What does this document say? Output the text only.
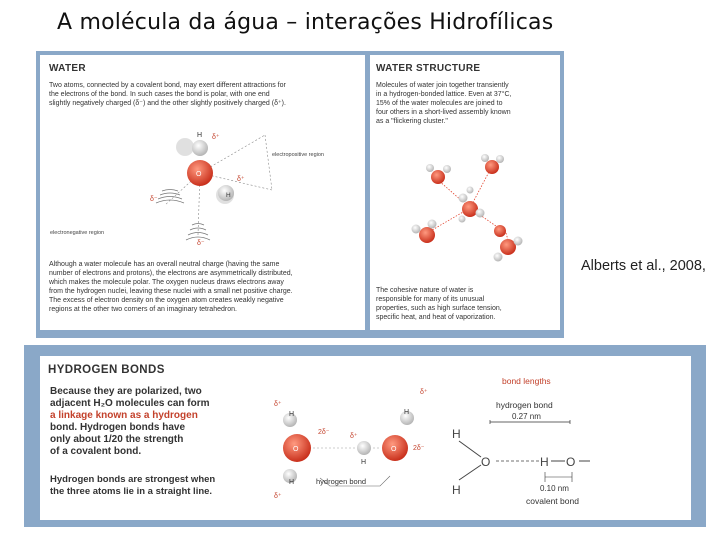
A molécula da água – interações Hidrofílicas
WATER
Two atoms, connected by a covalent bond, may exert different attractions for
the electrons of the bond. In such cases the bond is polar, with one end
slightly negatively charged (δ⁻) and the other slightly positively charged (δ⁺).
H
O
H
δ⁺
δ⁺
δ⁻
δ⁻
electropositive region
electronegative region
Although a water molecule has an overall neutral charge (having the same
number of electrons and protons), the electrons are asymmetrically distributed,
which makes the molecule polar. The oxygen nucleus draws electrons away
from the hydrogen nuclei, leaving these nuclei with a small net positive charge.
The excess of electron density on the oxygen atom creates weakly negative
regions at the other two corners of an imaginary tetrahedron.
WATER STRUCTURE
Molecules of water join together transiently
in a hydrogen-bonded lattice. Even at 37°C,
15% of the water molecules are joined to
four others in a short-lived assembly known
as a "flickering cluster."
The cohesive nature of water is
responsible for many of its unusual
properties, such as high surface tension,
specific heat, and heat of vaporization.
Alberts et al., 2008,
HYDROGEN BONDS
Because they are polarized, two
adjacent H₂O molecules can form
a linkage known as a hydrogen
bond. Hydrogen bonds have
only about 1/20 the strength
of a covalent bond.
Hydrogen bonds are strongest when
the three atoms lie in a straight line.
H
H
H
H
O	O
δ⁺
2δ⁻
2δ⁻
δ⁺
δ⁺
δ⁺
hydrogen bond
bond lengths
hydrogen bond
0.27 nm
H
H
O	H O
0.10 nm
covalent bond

************

## Task to carry out
Copy out all the data without changing anything, and drop the pictures.

## Solution to the exercise
What does this document say? Output the text only.
A molécula da água – interações Hidrofílicas
WATER
Two atoms, connected by a covalent bond, may exert different attractions for
the electrons of the bond. In such cases the bond is polar, with one end
slightly negatively charged (δ⁻) and the other slightly positively charged (δ⁺).
H
O
H
δ⁺
δ⁺
δ⁻
δ⁻
electropositive region
electronegative region
Although a water molecule has an overall neutral charge (having the same
number of electrons and protons), the electrons are asymmetrically distributed,
which makes the molecule polar. The oxygen nucleus draws electrons away
from the hydrogen nuclei, leaving these nuclei with a small net positive charge.
The excess of electron density on the oxygen atom creates weakly negative
regions at the other two corners of an imaginary tetrahedron.
WATER STRUCTURE
Molecules of water join together transiently
in a hydrogen-bonded lattice. Even at 37°C,
15% of the water molecules are joined to
four others in a short-lived assembly known
as a "flickering cluster."
The cohesive nature of water is
responsible for many of its unusual
properties, such as high surface tension,
specific heat, and heat of vaporization.
Alberts et al., 2008,
HYDROGEN BONDS
Because they are polarized, two
adjacent H₂O molecules can form
a linkage known as a hydrogen
bond. Hydrogen bonds have
only about 1/20 the strength
of a covalent bond.
Hydrogen bonds are strongest when
the three atoms lie in a straight line.
H
H
H
H
O	O
δ⁺
2δ⁻
2δ⁻
δ⁺
δ⁺
δ⁺
hydrogen bond
bond lengths
hydrogen bond
0.27 nm
H
H
O	H O
0.10 nm
covalent bond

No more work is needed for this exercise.